= Problem =
For this exercise, repeat every line of the material exactly.

= Exercise input =
__________________________________________________
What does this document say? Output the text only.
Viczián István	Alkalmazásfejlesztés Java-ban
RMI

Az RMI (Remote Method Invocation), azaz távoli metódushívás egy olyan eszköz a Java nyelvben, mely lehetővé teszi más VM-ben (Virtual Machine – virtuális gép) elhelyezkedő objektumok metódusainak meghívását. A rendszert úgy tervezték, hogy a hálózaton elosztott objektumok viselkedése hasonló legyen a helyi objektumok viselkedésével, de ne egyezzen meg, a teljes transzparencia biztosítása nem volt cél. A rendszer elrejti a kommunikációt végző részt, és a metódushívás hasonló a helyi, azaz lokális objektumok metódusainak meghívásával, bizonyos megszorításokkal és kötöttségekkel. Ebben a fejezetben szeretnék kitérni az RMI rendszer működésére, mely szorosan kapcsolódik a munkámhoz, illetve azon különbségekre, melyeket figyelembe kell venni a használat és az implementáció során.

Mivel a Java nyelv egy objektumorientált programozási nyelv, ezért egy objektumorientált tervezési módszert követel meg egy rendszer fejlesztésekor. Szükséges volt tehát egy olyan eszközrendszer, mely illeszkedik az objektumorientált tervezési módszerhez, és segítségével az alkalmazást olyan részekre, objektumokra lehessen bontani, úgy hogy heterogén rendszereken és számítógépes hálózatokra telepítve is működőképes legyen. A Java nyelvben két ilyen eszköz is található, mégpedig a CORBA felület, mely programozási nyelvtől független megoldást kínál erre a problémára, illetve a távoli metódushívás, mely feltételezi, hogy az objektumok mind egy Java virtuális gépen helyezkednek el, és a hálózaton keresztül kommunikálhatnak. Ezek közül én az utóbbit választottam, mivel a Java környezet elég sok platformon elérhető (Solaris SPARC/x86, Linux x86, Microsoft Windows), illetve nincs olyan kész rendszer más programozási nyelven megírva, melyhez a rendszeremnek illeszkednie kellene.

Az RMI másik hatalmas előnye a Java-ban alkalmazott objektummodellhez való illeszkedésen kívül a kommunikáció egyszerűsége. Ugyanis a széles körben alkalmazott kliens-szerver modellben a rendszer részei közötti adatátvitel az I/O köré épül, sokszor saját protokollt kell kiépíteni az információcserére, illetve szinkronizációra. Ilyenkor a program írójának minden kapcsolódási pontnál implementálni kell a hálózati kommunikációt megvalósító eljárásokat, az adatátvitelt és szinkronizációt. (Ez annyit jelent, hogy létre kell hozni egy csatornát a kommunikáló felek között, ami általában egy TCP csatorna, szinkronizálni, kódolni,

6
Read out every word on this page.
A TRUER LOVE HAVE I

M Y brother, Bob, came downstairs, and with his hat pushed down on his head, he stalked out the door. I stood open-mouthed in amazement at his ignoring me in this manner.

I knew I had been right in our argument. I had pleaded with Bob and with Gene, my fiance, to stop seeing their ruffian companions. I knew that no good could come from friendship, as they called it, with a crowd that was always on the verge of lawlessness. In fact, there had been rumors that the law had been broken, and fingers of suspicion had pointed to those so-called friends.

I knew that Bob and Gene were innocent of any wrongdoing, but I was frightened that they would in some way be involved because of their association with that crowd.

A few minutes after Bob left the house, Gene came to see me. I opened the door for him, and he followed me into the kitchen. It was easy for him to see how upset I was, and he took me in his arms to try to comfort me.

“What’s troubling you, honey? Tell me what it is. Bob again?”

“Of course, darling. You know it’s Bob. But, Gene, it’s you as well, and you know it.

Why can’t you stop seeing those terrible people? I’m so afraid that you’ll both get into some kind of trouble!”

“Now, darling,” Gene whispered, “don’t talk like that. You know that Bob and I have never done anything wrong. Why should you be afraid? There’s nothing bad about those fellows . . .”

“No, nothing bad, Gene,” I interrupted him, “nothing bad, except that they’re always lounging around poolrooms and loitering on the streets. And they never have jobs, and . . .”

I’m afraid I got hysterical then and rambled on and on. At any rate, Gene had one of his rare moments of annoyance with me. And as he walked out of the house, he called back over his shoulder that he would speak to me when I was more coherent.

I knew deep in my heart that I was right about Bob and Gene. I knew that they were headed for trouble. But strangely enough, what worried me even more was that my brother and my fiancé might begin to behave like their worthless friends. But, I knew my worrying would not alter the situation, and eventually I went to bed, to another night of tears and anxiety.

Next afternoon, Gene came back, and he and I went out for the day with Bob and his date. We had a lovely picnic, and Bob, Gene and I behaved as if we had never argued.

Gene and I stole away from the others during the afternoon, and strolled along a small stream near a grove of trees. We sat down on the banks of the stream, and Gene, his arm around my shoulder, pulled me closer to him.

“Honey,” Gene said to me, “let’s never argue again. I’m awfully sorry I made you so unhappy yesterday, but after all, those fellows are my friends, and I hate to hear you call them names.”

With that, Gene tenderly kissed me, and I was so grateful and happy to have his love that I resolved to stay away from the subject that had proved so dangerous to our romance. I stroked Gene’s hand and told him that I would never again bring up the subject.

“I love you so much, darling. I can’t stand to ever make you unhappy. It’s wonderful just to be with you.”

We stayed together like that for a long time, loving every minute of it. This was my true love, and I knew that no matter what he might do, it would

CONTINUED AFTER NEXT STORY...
__________________________________________________
= Answer to the exercise =
What does this document say? Output the text only.
Viczián István	Alkalmazásfejlesztés Java-ban
RMI

Az RMI (Remote Method Invocation), azaz távoli metódushívás egy olyan eszköz a Java nyelvben, mely lehetővé teszi más VM-ben (Virtual Machine – virtuális gép) elhelyezkedő objektumok metódusainak meghívását. A rendszert úgy tervezték, hogy a hálózaton elosztott objektumok viselkedése hasonló legyen a helyi objektumok viselkedésével, de ne egyezzen meg, a teljes transzparencia biztosítása nem volt cél. A rendszer elrejti a kommunikációt végző részt, és a metódushívás hasonló a helyi, azaz lokális objektumok metódusainak meghívásával, bizonyos megszorításokkal és kötöttségekkel. Ebben a fejezetben szeretnék kitérni az RMI rendszer működésére, mely szorosan kapcsolódik a munkámhoz, illetve azon különbségekre, melyeket figyelembe kell venni a használat és az implementáció során.

Mivel a Java nyelv egy objektumorientált programozási nyelv, ezért egy objektumorientált tervezési módszert követel meg egy rendszer fejlesztésekor. Szükséges volt tehát egy olyan eszközrendszer, mely illeszkedik az objektumorientált tervezési módszerhez, és segítségével az alkalmazást olyan részekre, objektumokra lehessen bontani, úgy hogy heterogén rendszereken és számítógépes hálózatokra telepítve is működőképes legyen. A Java nyelvben két ilyen eszköz is található, mégpedig a CORBA felület, mely programozási nyelvtől független megoldást kínál erre a problémára, illetve a távoli metódushívás, mely feltételezi, hogy az objektumok mind egy Java virtuális gépen helyezkednek el, és a hálózaton keresztül kommunikálhatnak. Ezek közül én az utóbbit választottam, mivel a Java környezet elég sok platformon elérhető (Solaris SPARC/x86, Linux x86, Microsoft Windows), illetve nincs olyan kész rendszer más programozási nyelven megírva, melyhez a rendszeremnek illeszkednie kellene.

Az RMI másik hatalmas előnye a Java-ban alkalmazott objektummodellhez való illeszkedésen kívül a kommunikáció egyszerűsége. Ugyanis a széles körben alkalmazott kliens-szerver modellben a rendszer részei közötti adatátvitel az I/O köré épül, sokszor saját protokollt kell kiépíteni az információcserére, illetve szinkronizációra. Ilyenkor a program írójának minden kapcsolódási pontnál implementálni kell a hálózati kommunikációt megvalósító eljárásokat, az adatátvitelt és szinkronizációt. (Ez annyit jelent, hogy létre kell hozni egy csatornát a kommunikáló felek között, ami általában egy TCP csatorna, szinkronizálni, kódolni,

6
Read out every word on this page.
A TRUER LOVE HAVE I

M Y brother, Bob, came downstairs, and with his hat pushed down on his head, he stalked out the door. I stood open-mouthed in amazement at his ignoring me in this manner.

I knew I had been right in our argument. I had pleaded with Bob and with Gene, my fiance, to stop seeing their ruffian companions. I knew that no good could come from friendship, as they called it, with a crowd that was always on the verge of lawlessness. In fact, there had been rumors that the law had been broken, and fingers of suspicion had pointed to those so-called friends.

I knew that Bob and Gene were innocent of any wrongdoing, but I was frightened that they would in some way be involved because of their association with that crowd.

A few minutes after Bob left the house, Gene came to see me. I opened the door for him, and he followed me into the kitchen. It was easy for him to see how upset I was, and he took me in his arms to try to comfort me.

“What’s troubling you, honey? Tell me what it is. Bob again?”

“Of course, darling. You know it’s Bob. But, Gene, it’s you as well, and you know it.

Why can’t you stop seeing those terrible people? I’m so afraid that you’ll both get into some kind of trouble!”

“Now, darling,” Gene whispered, “don’t talk like that. You know that Bob and I have never done anything wrong. Why should you be afraid? There’s nothing bad about those fellows . . .”

“No, nothing bad, Gene,” I interrupted him, “nothing bad, except that they’re always lounging around poolrooms and loitering on the streets. And they never have jobs, and . . .”

I’m afraid I got hysterical then and rambled on and on. At any rate, Gene had one of his rare moments of annoyance with me. And as he walked out of the house, he called back over his shoulder that he would speak to me when I was more coherent.

I knew deep in my heart that I was right about Bob and Gene. I knew that they were headed for trouble. But strangely enough, what worried me even more was that my brother and my fiancé might begin to behave like their worthless friends. But, I knew my worrying would not alter the situation, and eventually I went to bed, to another night of tears and anxiety.

Next afternoon, Gene came back, and he and I went out for the day with Bob and his date. We had a lovely picnic, and Bob, Gene and I behaved as if we had never argued.

Gene and I stole away from the others during the afternoon, and strolled along a small stream near a grove of trees. We sat down on the banks of the stream, and Gene, his arm around my shoulder, pulled me closer to him.

“Honey,” Gene said to me, “let’s never argue again. I’m awfully sorry I made you so unhappy yesterday, but after all, those fellows are my friends, and I hate to hear you call them names.”

With that, Gene tenderly kissed me, and I was so grateful and happy to have his love that I resolved to stay away from the subject that had proved so dangerous to our romance. I stroked Gene’s hand and told him that I would never again bring up the subject.

“I love you so much, darling. I can’t stand to ever make you unhappy. It’s wonderful just to be with you.”

We stayed together like that for a long time, loving every minute of it. This was my true love, and I knew that no matter what he might do, it would

CONTINUED AFTER NEXT STORY...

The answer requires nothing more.